» **TASK OBJECTIVE**
Work out how many lines of the listing hold the string "требованиях", then answer with that number and nothing else.

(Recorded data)

>>>

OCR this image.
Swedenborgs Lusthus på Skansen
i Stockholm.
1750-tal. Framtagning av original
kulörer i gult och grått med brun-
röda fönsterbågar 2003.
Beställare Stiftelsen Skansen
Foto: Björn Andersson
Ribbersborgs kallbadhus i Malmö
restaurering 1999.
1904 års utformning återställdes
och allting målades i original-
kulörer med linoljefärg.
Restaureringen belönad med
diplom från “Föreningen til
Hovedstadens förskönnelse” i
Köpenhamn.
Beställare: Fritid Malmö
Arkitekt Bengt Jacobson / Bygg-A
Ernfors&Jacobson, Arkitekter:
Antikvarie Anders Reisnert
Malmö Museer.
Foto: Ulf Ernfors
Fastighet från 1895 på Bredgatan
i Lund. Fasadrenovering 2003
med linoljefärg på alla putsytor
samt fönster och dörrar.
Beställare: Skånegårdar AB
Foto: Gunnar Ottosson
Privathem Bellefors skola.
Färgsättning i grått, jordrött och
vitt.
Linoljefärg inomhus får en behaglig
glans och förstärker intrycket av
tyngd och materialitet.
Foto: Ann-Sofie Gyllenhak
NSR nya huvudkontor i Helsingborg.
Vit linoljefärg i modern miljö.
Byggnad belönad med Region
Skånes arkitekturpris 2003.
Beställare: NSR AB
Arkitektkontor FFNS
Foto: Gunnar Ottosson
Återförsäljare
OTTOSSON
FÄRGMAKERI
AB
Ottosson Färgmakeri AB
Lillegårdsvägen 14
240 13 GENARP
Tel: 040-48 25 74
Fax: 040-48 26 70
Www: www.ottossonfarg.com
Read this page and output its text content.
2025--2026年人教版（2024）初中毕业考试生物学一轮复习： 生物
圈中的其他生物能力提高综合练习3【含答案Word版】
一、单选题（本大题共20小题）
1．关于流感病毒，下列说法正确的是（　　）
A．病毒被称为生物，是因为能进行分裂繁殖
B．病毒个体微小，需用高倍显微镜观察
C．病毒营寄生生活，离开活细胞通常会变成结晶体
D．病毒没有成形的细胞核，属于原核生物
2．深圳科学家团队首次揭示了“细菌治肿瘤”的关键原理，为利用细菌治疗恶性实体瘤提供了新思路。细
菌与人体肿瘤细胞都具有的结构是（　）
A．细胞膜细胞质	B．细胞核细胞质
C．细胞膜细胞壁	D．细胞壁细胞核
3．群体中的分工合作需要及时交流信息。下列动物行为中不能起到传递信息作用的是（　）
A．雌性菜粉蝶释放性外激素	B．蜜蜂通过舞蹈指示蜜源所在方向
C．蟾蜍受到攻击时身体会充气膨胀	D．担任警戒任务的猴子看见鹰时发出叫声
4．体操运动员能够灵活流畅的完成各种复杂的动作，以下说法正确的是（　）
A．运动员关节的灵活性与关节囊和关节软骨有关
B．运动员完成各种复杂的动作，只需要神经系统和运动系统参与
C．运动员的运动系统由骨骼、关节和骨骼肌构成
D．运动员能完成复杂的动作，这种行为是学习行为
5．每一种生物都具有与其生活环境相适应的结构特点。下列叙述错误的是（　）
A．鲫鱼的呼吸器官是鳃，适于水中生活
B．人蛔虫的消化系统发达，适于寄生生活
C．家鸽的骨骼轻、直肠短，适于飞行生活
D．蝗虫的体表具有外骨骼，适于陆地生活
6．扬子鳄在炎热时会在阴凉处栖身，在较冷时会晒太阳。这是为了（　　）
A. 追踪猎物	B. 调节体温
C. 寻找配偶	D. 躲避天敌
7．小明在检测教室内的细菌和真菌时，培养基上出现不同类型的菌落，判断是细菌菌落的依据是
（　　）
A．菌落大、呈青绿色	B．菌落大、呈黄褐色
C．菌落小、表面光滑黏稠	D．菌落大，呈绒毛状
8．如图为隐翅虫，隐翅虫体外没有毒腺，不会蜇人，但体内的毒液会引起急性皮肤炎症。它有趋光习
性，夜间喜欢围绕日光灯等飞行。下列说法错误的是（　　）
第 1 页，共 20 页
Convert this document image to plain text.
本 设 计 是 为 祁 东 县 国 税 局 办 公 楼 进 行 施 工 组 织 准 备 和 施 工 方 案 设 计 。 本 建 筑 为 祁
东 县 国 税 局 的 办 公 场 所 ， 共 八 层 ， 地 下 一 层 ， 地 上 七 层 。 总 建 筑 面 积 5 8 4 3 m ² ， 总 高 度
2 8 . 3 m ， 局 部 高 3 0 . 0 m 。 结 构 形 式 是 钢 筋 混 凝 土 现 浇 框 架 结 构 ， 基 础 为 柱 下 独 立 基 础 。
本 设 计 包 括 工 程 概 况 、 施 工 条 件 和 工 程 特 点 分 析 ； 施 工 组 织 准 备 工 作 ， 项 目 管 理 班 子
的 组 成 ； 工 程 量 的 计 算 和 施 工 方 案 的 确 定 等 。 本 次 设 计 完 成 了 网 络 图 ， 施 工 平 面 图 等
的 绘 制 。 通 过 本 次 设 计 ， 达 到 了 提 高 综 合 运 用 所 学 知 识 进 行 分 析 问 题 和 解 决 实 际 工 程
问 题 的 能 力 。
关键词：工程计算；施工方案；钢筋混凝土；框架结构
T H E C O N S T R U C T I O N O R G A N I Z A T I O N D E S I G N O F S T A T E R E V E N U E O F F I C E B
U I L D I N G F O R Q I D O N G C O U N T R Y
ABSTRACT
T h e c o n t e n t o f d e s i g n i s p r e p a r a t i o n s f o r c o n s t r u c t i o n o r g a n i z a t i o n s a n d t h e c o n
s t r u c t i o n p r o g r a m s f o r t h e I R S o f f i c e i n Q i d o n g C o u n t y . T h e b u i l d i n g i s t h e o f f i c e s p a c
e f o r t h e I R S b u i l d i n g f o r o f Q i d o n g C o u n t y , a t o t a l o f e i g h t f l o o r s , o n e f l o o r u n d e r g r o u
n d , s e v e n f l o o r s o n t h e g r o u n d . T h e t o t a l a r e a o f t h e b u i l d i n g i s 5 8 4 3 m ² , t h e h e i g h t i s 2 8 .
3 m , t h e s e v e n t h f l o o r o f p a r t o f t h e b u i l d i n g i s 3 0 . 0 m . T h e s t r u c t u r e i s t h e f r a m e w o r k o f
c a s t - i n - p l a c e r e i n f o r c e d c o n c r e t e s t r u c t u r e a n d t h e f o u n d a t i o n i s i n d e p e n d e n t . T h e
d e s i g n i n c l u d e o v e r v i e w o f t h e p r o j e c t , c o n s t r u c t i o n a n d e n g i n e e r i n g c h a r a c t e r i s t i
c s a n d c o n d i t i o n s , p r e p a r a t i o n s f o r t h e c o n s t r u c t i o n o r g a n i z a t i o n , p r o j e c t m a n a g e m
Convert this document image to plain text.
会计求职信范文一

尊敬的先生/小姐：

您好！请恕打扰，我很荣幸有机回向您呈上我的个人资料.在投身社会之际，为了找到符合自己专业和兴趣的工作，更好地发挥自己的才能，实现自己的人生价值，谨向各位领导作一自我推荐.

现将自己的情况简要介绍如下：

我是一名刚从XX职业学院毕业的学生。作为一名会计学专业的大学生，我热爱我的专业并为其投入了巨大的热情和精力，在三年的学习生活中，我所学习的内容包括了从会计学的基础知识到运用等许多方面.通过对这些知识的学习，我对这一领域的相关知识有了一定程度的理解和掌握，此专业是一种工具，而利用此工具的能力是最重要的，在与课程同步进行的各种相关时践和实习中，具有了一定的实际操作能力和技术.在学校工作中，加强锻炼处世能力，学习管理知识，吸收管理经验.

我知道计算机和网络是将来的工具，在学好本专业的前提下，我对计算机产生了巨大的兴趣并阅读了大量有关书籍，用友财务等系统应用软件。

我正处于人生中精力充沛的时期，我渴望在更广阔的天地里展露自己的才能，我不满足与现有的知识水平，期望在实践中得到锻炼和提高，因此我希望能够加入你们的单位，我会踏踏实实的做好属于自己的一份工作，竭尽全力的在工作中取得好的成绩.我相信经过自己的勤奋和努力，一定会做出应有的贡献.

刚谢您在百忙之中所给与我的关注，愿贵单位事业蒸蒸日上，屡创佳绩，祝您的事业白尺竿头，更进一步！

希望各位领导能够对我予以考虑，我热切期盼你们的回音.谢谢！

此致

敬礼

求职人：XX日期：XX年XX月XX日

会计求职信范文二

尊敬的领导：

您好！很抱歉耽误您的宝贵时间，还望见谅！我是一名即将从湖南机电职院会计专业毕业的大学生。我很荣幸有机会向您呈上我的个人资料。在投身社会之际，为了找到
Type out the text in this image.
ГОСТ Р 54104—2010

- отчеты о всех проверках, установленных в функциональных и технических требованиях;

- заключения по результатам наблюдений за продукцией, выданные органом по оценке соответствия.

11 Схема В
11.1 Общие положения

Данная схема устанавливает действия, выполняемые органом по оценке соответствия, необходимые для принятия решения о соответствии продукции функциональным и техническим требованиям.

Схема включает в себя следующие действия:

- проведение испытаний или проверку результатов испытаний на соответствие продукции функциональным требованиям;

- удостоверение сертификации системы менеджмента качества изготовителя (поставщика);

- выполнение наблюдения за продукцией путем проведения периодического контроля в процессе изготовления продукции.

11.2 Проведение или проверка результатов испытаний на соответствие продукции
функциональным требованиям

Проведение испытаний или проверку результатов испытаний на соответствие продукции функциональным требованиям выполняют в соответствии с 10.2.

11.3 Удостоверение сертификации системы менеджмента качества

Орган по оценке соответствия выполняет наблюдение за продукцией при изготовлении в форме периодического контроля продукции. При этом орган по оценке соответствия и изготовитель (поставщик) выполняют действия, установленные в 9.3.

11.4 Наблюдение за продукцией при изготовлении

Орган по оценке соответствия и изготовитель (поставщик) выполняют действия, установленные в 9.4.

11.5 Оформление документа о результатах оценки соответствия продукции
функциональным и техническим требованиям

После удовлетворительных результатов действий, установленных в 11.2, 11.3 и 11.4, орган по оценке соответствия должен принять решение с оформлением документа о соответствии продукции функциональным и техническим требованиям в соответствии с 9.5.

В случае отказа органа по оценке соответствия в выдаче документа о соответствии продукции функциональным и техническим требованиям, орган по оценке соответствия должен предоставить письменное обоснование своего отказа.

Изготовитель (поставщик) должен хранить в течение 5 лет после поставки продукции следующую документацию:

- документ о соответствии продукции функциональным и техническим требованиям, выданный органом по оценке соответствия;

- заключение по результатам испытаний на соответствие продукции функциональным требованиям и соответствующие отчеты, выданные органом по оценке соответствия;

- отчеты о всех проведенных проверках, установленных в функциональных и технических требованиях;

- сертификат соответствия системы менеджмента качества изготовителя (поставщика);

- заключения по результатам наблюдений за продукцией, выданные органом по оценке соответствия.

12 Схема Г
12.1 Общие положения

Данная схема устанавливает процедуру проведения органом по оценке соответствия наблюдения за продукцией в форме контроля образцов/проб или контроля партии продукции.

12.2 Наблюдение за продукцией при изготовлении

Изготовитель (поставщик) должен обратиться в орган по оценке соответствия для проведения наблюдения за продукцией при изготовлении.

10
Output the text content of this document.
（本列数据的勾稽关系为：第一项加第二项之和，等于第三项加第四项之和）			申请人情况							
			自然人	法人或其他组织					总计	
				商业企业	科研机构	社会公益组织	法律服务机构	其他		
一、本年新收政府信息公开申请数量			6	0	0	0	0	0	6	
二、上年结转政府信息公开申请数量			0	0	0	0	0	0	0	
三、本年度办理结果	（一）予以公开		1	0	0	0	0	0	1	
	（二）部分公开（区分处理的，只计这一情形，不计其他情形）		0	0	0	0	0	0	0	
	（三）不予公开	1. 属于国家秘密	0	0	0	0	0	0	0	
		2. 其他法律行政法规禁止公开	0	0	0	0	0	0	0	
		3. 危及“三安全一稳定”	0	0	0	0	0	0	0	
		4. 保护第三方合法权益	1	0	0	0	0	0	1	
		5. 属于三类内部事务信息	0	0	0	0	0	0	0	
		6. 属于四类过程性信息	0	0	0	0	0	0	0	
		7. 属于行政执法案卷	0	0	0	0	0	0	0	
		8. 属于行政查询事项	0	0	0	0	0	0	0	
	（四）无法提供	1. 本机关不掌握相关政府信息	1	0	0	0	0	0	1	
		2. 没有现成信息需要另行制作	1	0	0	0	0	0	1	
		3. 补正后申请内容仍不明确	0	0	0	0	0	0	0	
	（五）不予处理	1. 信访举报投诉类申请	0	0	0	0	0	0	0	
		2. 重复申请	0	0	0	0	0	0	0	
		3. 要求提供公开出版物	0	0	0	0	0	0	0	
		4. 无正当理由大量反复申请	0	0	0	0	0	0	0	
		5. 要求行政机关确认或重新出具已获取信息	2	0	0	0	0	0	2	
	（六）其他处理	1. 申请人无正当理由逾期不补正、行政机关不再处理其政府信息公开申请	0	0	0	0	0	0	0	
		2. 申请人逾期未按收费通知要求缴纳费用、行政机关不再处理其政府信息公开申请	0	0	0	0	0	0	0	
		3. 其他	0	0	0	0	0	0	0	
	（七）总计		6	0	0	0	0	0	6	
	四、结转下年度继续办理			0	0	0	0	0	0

<<<

» **SOLUTION TO THE EXERCISE**
2